===== Available data
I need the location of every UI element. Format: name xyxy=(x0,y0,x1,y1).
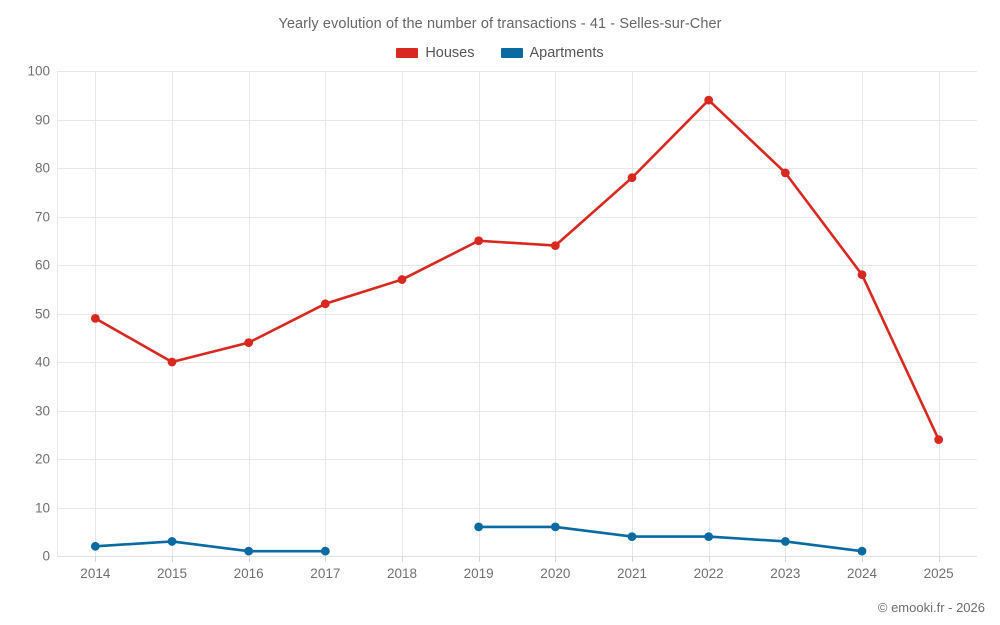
x-axis-tick-mark xyxy=(555,556,557,562)
y-axis-tick-label: 30 xyxy=(34,403,50,418)
x-axis-tick-mark xyxy=(708,556,710,562)
gridline-horizontal xyxy=(57,71,977,72)
y-axis-tick-label: 80 xyxy=(34,160,50,176)
gridline-horizontal xyxy=(57,216,977,218)
x-axis-tick-mark xyxy=(938,556,940,562)
gridline-vertical xyxy=(632,71,633,556)
legend-item-apartments[interactable]: Apartments xyxy=(500,45,604,61)
x-axis-tick-label: 2021 xyxy=(616,566,648,581)
x-axis-tick-mark xyxy=(95,556,97,562)
plot-area xyxy=(57,71,977,557)
x-axis-tick-mark xyxy=(402,556,403,562)
gridline-horizontal xyxy=(57,313,977,315)
gridline-vertical xyxy=(862,71,863,556)
legend-swatch-houses xyxy=(396,48,419,58)
y-axis-ticks: 0 10 20 30 40 50 60 70 80 90 100 xyxy=(0,64,50,564)
gridline-horizontal xyxy=(57,507,977,509)
gridline-vertical xyxy=(402,71,403,556)
x-axis-tick-mark xyxy=(632,556,633,562)
y-axis-tick-label: 0 xyxy=(42,548,50,564)
y-axis-tick-label: 90 xyxy=(34,112,50,127)
gridline-vertical xyxy=(95,71,97,556)
gridline-vertical xyxy=(785,71,787,556)
x-axis-tick-label: 2025 xyxy=(923,566,954,581)
x-axis-tick-label: 2022 xyxy=(693,566,724,581)
gridline-vertical xyxy=(325,71,327,556)
x-axis-tick-mark xyxy=(172,556,173,562)
gridline-horizontal xyxy=(57,410,977,412)
gridline-horizontal xyxy=(57,168,977,169)
gridline-vertical xyxy=(938,71,940,556)
y-axis-tick-label: 40 xyxy=(34,354,50,370)
x-axis-tick-mark xyxy=(478,556,480,562)
gridline-vertical xyxy=(708,71,710,556)
legend-label-houses: Houses xyxy=(425,45,475,61)
gridline-horizontal xyxy=(57,362,977,363)
chart-legend: Houses Apartments xyxy=(0,45,1000,61)
x-axis-tick-mark xyxy=(785,556,787,562)
x-axis-tick-label: 2016 xyxy=(233,566,264,581)
gridline-horizontal xyxy=(57,119,977,121)
gridline-vertical xyxy=(555,71,557,556)
y-axis-line xyxy=(57,71,58,557)
x-axis-tick-label: 2018 xyxy=(386,566,418,581)
legend-label-apartments: Apartments xyxy=(529,45,604,61)
x-axis-ticks: 2014 2015 2016 2017 2018 2019 2020 2021 2022 2023… xyxy=(57,556,977,586)
x-axis-line xyxy=(57,556,977,557)
y-axis-tick-label: 10 xyxy=(34,500,50,515)
x-axis-tick-label: 2017 xyxy=(310,566,341,581)
copyright-text: © emooki.fr - 2026 xyxy=(877,600,985,615)
y-axis-tick-label: 20 xyxy=(34,451,50,467)
x-axis-tick-mark xyxy=(325,556,327,562)
x-axis-tick-mark xyxy=(862,556,863,562)
x-axis-tick-label: 2019 xyxy=(463,566,494,581)
y-axis-tick-label: 100 xyxy=(27,63,50,79)
legend-swatch-apartments xyxy=(500,48,523,58)
gridline-vertical xyxy=(248,71,250,556)
y-axis-tick-label: 50 xyxy=(34,306,50,321)
x-axis-tick-mark xyxy=(248,556,250,562)
x-axis-tick-label: 2014 xyxy=(80,566,111,581)
y-axis-tick-label: 70 xyxy=(34,209,50,224)
gridline-vertical xyxy=(478,71,480,556)
legend-item-houses[interactable]: Houses xyxy=(396,45,475,61)
gridline-horizontal xyxy=(57,459,977,460)
y-axis-tick-label: 60 xyxy=(34,257,50,273)
gridline-vertical xyxy=(172,71,173,556)
gridline-horizontal xyxy=(57,265,977,266)
chart-title: Yearly evolution of the number of transa… xyxy=(278,16,722,32)
x-axis-tick-label: 2023 xyxy=(770,566,801,581)
x-axis-tick-label: 2020 xyxy=(540,566,571,581)
x-axis-tick-label: 2015 xyxy=(156,566,188,581)
x-axis-tick-label: 2024 xyxy=(846,566,878,581)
==========
◆ **Task directions**:
Copy out every line from the one containing "x-axis-tick-mark xyxy=(555,556,557,562)" down to the one containing "gridline-vertical xyxy=(632,71,633,556)", both included, word for word.

◆ **Answer for this exercise**:
x-axis-tick-mark xyxy=(555,556,557,562)
y-axis-tick-label: 30 xyxy=(34,403,50,418)
x-axis-tick-mark xyxy=(708,556,710,562)
gridline-horizontal xyxy=(57,71,977,72)
y-axis-tick-label: 80 xyxy=(34,160,50,176)
gridline-horizontal xyxy=(57,216,977,218)
x-axis-tick-mark xyxy=(938,556,940,562)
gridline-vertical xyxy=(632,71,633,556)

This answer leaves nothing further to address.